**WHAT YOU SHOULD DO**
In the copy, include every entry exactly but none of the images.

**Stored data**
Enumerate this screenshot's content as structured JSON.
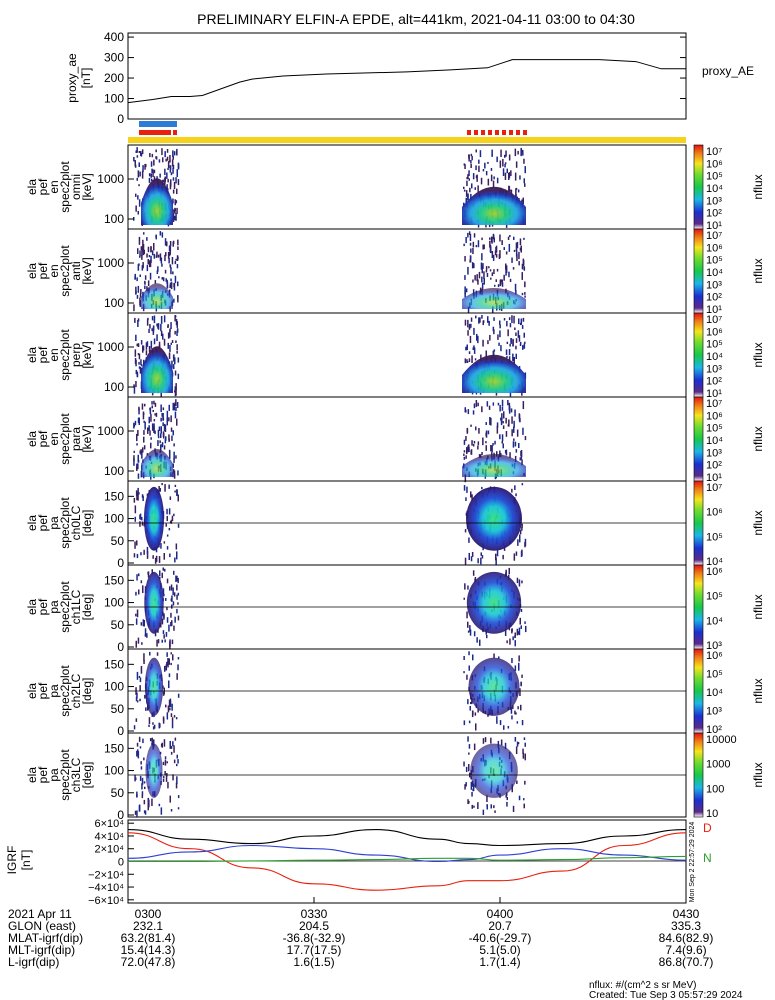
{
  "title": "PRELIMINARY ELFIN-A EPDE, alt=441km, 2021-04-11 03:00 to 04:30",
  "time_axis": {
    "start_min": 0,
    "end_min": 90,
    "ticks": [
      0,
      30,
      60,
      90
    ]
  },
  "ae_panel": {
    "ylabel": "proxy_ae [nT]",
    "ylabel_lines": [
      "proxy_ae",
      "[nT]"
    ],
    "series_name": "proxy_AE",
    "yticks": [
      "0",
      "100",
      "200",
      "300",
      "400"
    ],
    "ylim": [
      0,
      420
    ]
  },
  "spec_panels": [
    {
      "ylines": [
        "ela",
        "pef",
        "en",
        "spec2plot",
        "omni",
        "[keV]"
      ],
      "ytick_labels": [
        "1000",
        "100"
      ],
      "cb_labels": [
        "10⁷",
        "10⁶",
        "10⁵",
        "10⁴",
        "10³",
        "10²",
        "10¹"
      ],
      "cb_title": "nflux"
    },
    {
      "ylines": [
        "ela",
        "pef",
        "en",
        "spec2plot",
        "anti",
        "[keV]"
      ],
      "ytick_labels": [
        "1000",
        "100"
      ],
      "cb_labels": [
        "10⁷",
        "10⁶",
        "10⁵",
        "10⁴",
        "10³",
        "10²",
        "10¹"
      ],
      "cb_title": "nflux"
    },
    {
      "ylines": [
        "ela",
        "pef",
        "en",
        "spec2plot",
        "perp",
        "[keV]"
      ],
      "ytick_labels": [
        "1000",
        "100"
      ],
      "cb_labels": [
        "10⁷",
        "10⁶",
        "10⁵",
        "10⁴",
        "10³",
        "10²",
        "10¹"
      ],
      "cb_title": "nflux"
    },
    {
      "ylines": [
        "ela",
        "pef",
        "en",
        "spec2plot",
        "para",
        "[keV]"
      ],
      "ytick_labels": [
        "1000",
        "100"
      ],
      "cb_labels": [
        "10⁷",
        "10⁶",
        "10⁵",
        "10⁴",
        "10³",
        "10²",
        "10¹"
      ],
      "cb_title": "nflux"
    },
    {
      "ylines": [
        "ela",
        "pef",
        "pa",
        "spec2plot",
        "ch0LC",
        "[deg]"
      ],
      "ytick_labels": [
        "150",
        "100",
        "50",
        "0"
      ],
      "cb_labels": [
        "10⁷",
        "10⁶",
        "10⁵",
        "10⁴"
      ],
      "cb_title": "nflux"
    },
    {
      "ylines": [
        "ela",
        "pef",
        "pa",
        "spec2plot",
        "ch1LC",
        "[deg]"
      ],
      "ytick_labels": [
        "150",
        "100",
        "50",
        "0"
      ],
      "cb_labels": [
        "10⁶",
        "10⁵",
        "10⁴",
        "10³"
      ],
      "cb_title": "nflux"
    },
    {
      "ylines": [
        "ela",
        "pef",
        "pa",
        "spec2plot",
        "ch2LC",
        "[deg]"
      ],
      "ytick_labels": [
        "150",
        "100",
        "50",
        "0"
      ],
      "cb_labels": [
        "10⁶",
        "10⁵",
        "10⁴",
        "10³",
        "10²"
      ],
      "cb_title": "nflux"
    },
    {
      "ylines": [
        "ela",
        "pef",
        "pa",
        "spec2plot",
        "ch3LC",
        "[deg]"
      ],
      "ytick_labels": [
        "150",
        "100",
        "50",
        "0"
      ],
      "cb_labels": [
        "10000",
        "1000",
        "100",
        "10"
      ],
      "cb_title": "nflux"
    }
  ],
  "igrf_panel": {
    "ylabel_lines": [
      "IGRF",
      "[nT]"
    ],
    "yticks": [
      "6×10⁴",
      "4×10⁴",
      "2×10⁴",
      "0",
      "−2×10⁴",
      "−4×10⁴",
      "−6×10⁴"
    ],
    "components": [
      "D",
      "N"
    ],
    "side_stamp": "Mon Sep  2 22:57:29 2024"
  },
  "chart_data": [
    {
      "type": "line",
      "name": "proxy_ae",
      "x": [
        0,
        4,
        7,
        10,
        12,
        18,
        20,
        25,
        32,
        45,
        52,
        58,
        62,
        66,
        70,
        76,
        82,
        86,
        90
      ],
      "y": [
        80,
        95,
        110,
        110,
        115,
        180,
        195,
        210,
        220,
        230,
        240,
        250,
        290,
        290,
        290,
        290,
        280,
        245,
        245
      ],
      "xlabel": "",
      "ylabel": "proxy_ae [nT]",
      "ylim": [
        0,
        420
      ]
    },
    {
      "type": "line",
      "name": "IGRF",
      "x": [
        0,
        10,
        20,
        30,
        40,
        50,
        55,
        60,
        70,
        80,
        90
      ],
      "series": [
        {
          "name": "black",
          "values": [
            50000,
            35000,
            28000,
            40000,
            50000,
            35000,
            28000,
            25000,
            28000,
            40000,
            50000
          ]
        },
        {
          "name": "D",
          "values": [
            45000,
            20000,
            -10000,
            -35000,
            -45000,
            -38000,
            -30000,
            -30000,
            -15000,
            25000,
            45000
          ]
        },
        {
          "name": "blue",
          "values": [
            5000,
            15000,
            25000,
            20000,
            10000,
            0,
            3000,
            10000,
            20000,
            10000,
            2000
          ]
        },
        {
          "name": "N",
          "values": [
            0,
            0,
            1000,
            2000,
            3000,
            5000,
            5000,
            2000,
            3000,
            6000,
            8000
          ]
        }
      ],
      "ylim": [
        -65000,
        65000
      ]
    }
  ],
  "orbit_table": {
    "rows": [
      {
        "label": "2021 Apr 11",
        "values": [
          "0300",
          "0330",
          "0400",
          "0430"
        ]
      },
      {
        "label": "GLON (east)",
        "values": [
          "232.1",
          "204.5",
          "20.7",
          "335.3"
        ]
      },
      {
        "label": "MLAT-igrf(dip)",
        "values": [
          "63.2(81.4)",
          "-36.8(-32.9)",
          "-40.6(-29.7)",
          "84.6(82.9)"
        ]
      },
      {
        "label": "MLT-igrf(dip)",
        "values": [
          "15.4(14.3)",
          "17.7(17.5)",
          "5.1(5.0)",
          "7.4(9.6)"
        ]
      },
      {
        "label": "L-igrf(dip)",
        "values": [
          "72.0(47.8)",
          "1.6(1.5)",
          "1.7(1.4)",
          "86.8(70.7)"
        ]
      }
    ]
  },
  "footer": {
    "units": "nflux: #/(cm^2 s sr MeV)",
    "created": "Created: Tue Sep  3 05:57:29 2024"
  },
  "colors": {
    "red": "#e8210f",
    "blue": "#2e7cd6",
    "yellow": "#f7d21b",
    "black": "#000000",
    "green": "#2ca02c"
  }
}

**CORRECT OUTPUT**
Enumerate this screenshot's content as structured JSON.
{
  "title": "PRELIMINARY ELFIN-A EPDE, alt=441km, 2021-04-11 03:00 to 04:30",
  "time_axis": {
    "start_min": 0,
    "end_min": 90,
    "ticks": [
      0,
      30,
      60,
      90
    ]
  },
  "ae_panel": {
    "ylabel": "proxy_ae [nT]",
    "ylabel_lines": [
      "proxy_ae",
      "[nT]"
    ],
    "series_name": "proxy_AE",
    "yticks": [
      "0",
      "100",
      "200",
      "300",
      "400"
    ],
    "ylim": [
      0,
      420
    ]
  },
  "spec_panels": [
    {
      "ylines": [
        "ela",
        "pef",
        "en",
        "spec2plot",
        "omni",
        "[keV]"
      ],
      "ytick_labels": [
        "1000",
        "100"
      ],
      "cb_labels": [
        "10⁷",
        "10⁶",
        "10⁵",
        "10⁴",
        "10³",
        "10²",
        "10¹"
      ],
      "cb_title": "nflux"
    },
    {
      "ylines": [
        "ela",
        "pef",
        "en",
        "spec2plot",
        "anti",
        "[keV]"
      ],
      "ytick_labels": [
        "1000",
        "100"
      ],
      "cb_labels": [
        "10⁷",
        "10⁶",
        "10⁵",
        "10⁴",
        "10³",
        "10²",
        "10¹"
      ],
      "cb_title": "nflux"
    },
    {
      "ylines": [
        "ela",
        "pef",
        "en",
        "spec2plot",
        "perp",
        "[keV]"
      ],
      "ytick_labels": [
        "1000",
        "100"
      ],
      "cb_labels": [
        "10⁷",
        "10⁶",
        "10⁵",
        "10⁴",
        "10³",
        "10²",
        "10¹"
      ],
      "cb_title": "nflux"
    },
    {
      "ylines": [
        "ela",
        "pef",
        "en",
        "spec2plot",
        "para",
        "[keV]"
      ],
      "ytick_labels": [
        "1000",
        "100"
      ],
      "cb_labels": [
        "10⁷",
        "10⁶",
        "10⁵",
        "10⁴",
        "10³",
        "10²",
        "10¹"
      ],
      "cb_title": "nflux"
    },
    {
      "ylines": [
        "ela",
        "pef",
        "pa",
        "spec2plot",
        "ch0LC",
        "[deg]"
      ],
      "ytick_labels": [
        "150",
        "100",
        "50",
        "0"
      ],
      "cb_labels": [
        "10⁷",
        "10⁶",
        "10⁵",
        "10⁴"
      ],
      "cb_title": "nflux"
    },
    {
      "ylines": [
        "ela",
        "pef",
        "pa",
        "spec2plot",
        "ch1LC",
        "[deg]"
      ],
      "ytick_labels": [
        "150",
        "100",
        "50",
        "0"
      ],
      "cb_labels": [
        "10⁶",
        "10⁵",
        "10⁴",
        "10³"
      ],
      "cb_title": "nflux"
    },
    {
      "ylines": [
        "ela",
        "pef",
        "pa",
        "spec2plot",
        "ch2LC",
        "[deg]"
      ],
      "ytick_labels": [
        "150",
        "100",
        "50",
        "0"
      ],
      "cb_labels": [
        "10⁶",
        "10⁵",
        "10⁴",
        "10³",
        "10²"
      ],
      "cb_title": "nflux"
    },
    {
      "ylines": [
        "ela",
        "pef",
        "pa",
        "spec2plot",
        "ch3LC",
        "[deg]"
      ],
      "ytick_labels": [
        "150",
        "100",
        "50",
        "0"
      ],
      "cb_labels": [
        "10000",
        "1000",
        "100",
        "10"
      ],
      "cb_title": "nflux"
    }
  ],
  "igrf_panel": {
    "ylabel_lines": [
      "IGRF",
      "[nT]"
    ],
    "yticks": [
      "6×10⁴",
      "4×10⁴",
      "2×10⁴",
      "0",
      "−2×10⁴",
      "−4×10⁴",
      "−6×10⁴"
    ],
    "components": [
      "D",
      "N"
    ],
    "side_stamp": "Mon Sep  2 22:57:29 2024"
  },
  "chart_data": [
    {
      "type": "line",
      "name": "proxy_ae",
      "x": [
        0,
        4,
        7,
        10,
        12,
        18,
        20,
        25,
        32,
        45,
        52,
        58,
        62,
        66,
        70,
        76,
        82,
        86,
        90
      ],
      "y": [
        80,
        95,
        110,
        110,
        115,
        180,
        195,
        210,
        220,
        230,
        240,
        250,
        290,
        290,
        290,
        290,
        280,
        245,
        245
      ],
      "xlabel": "",
      "ylabel": "proxy_ae [nT]",
      "ylim": [
        0,
        420
      ]
    },
    {
      "type": "line",
      "name": "IGRF",
      "x": [
        0,
        10,
        20,
        30,
        40,
        50,
        55,
        60,
        70,
        80,
        90
      ],
      "series": [
        {
          "name": "black",
          "values": [
            50000,
            35000,
            28000,
            40000,
            50000,
            35000,
            28000,
            25000,
            28000,
            40000,
            50000
          ]
        },
        {
          "name": "D",
          "values": [
            45000,
            20000,
            -10000,
            -35000,
            -45000,
            -38000,
            -30000,
            -30000,
            -15000,
            25000,
            45000
          ]
        },
        {
          "name": "blue",
          "values": [
            5000,
            15000,
            25000,
            20000,
            10000,
            0,
            3000,
            10000,
            20000,
            10000,
            2000
          ]
        },
        {
          "name": "N",
          "values": [
            0,
            0,
            1000,
            2000,
            3000,
            5000,
            5000,
            2000,
            3000,
            6000,
            8000
          ]
        }
      ],
      "ylim": [
        -65000,
        65000
      ]
    }
  ],
  "orbit_table": {
    "rows": [
      {
        "label": "2021 Apr 11",
        "values": [
          "0300",
          "0330",
          "0400",
          "0430"
        ]
      },
      {
        "label": "GLON (east)",
        "values": [
          "232.1",
          "204.5",
          "20.7",
          "335.3"
        ]
      },
      {
        "label": "MLAT-igrf(dip)",
        "values": [
          "63.2(81.4)",
          "-36.8(-32.9)",
          "-40.6(-29.7)",
          "84.6(82.9)"
        ]
      },
      {
        "label": "MLT-igrf(dip)",
        "values": [
          "15.4(14.3)",
          "17.7(17.5)",
          "5.1(5.0)",
          "7.4(9.6)"
        ]
      },
      {
        "label": "L-igrf(dip)",
        "values": [
          "72.0(47.8)",
          "1.6(1.5)",
          "1.7(1.4)",
          "86.8(70.7)"
        ]
      }
    ]
  },
  "footer": {
    "units": "nflux: #/(cm^2 s sr MeV)",
    "created": "Created: Tue Sep  3 05:57:29 2024"
  },
  "colors": {
    "red": "#e8210f",
    "blue": "#2e7cd6",
    "yellow": "#f7d21b",
    "black": "#000000",
    "green": "#2ca02c"
  }
}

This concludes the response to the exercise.